**GIVEN EXERCISE**
Find all lines in the records that include the word "činnost", and copy them out.

Collection entries:
START

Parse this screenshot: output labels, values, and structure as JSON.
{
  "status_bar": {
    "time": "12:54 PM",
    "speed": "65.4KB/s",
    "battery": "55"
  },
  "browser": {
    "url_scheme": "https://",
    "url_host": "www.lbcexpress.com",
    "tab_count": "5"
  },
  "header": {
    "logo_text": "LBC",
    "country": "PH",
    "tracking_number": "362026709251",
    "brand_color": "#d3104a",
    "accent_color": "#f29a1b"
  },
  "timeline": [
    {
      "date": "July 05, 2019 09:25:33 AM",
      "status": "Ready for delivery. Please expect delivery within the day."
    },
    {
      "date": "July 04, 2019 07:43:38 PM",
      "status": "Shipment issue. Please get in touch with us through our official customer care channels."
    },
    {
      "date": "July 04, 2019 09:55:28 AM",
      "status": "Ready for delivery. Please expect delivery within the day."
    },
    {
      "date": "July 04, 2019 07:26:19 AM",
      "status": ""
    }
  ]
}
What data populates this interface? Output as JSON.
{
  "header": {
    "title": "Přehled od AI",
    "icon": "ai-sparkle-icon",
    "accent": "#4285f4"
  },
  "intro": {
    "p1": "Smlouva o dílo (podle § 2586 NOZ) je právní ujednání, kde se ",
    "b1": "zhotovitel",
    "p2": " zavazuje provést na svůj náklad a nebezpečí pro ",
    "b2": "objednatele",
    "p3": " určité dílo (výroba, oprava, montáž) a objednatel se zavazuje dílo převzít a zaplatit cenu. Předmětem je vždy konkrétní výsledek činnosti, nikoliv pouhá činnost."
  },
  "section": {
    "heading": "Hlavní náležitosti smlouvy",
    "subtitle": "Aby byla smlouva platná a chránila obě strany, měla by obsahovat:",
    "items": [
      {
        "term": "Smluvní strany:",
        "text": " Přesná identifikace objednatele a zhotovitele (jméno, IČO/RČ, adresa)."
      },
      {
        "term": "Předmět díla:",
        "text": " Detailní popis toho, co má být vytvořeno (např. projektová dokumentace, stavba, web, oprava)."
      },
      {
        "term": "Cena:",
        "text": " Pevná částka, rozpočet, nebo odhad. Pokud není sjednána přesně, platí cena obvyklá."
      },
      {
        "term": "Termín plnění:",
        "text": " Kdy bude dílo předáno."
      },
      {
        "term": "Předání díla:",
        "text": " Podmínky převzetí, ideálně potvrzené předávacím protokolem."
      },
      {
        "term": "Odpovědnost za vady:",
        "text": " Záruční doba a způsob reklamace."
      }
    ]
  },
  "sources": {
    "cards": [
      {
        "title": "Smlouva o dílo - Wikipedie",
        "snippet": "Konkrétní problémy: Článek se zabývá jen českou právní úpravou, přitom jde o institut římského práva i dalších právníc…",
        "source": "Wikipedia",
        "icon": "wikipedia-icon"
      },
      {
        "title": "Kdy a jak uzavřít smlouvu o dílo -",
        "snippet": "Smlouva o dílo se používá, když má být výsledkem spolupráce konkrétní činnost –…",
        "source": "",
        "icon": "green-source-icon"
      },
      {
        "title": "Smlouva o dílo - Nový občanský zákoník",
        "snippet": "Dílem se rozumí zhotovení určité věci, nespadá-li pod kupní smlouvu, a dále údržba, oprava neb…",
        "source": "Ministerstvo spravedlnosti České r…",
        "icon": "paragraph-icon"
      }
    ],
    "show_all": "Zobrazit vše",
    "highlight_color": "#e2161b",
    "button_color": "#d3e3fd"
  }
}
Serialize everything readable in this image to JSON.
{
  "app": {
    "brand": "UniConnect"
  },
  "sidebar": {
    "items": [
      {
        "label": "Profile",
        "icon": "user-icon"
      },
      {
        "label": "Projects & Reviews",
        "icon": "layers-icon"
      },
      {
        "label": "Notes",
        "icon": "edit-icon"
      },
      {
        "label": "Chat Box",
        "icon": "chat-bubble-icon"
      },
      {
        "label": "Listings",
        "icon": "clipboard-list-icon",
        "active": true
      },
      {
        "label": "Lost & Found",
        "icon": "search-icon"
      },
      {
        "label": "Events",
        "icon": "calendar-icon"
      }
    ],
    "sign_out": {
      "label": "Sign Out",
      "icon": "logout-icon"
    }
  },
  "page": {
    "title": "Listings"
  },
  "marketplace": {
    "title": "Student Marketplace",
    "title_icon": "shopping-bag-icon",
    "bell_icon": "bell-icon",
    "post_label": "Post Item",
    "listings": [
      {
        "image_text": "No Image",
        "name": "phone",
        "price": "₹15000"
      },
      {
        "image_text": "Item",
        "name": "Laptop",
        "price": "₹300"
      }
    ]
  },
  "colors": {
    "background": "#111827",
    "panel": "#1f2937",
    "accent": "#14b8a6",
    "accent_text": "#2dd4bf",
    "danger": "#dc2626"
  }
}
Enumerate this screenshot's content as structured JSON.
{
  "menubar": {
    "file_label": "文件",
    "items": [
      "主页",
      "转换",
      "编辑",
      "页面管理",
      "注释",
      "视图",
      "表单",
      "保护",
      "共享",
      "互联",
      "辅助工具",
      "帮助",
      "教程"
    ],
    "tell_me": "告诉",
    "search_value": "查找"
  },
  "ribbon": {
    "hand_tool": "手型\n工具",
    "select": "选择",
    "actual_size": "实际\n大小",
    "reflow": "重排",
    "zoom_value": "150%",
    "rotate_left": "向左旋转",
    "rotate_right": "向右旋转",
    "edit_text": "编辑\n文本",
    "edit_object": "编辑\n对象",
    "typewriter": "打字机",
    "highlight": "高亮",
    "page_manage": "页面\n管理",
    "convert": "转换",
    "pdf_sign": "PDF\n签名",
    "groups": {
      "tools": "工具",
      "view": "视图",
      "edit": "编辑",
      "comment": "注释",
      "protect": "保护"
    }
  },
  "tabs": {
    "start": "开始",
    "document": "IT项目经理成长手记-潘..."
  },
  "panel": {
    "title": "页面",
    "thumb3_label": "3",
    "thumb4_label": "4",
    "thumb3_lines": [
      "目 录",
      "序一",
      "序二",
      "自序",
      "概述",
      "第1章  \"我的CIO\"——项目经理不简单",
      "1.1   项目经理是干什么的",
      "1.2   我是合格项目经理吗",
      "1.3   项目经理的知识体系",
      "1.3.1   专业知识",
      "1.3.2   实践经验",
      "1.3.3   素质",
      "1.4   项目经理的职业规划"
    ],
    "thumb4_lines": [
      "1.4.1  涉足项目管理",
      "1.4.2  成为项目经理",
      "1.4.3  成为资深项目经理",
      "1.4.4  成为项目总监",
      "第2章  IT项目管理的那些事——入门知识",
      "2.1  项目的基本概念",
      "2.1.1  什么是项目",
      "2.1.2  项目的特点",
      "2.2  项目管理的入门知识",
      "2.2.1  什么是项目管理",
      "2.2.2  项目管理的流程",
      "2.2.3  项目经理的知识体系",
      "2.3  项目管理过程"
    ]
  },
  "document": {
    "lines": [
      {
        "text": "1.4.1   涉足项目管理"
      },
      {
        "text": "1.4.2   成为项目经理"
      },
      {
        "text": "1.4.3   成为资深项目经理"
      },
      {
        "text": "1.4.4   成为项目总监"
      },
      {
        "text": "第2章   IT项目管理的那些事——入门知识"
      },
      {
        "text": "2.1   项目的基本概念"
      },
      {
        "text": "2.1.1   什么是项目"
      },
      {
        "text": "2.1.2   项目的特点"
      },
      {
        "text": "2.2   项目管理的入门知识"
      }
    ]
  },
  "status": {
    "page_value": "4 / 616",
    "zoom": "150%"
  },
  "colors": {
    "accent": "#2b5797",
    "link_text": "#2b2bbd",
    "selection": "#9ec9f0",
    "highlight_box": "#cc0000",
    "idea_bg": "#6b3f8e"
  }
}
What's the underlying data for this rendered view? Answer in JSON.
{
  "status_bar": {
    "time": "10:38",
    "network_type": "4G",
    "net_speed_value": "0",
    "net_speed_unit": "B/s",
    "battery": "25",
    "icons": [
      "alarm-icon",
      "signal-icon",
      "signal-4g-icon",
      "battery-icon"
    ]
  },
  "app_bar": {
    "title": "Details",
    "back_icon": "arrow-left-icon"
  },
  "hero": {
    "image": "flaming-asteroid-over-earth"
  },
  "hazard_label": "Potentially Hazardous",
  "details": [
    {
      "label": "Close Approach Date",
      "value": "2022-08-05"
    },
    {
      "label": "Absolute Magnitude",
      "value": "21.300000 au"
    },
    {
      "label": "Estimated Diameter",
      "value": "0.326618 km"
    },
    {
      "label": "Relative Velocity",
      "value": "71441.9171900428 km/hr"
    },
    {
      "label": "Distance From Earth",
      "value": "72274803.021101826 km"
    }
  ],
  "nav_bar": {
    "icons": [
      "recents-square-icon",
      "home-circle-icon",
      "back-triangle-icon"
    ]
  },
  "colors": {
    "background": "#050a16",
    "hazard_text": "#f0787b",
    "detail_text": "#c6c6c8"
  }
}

END

**THE COMPLETED TASK**
    "p3": " určité dílo (výroba, oprava, montáž) a objednatel se zavazuje dílo převzít a zaplatit cenu. Předmětem je vždy konkrétní výsledek činnosti, nikoliv pouhá činnost."
        "snippet": "Smlouva o dílo se používá, když má být výsledkem spolupráce konkrétní činnost –…",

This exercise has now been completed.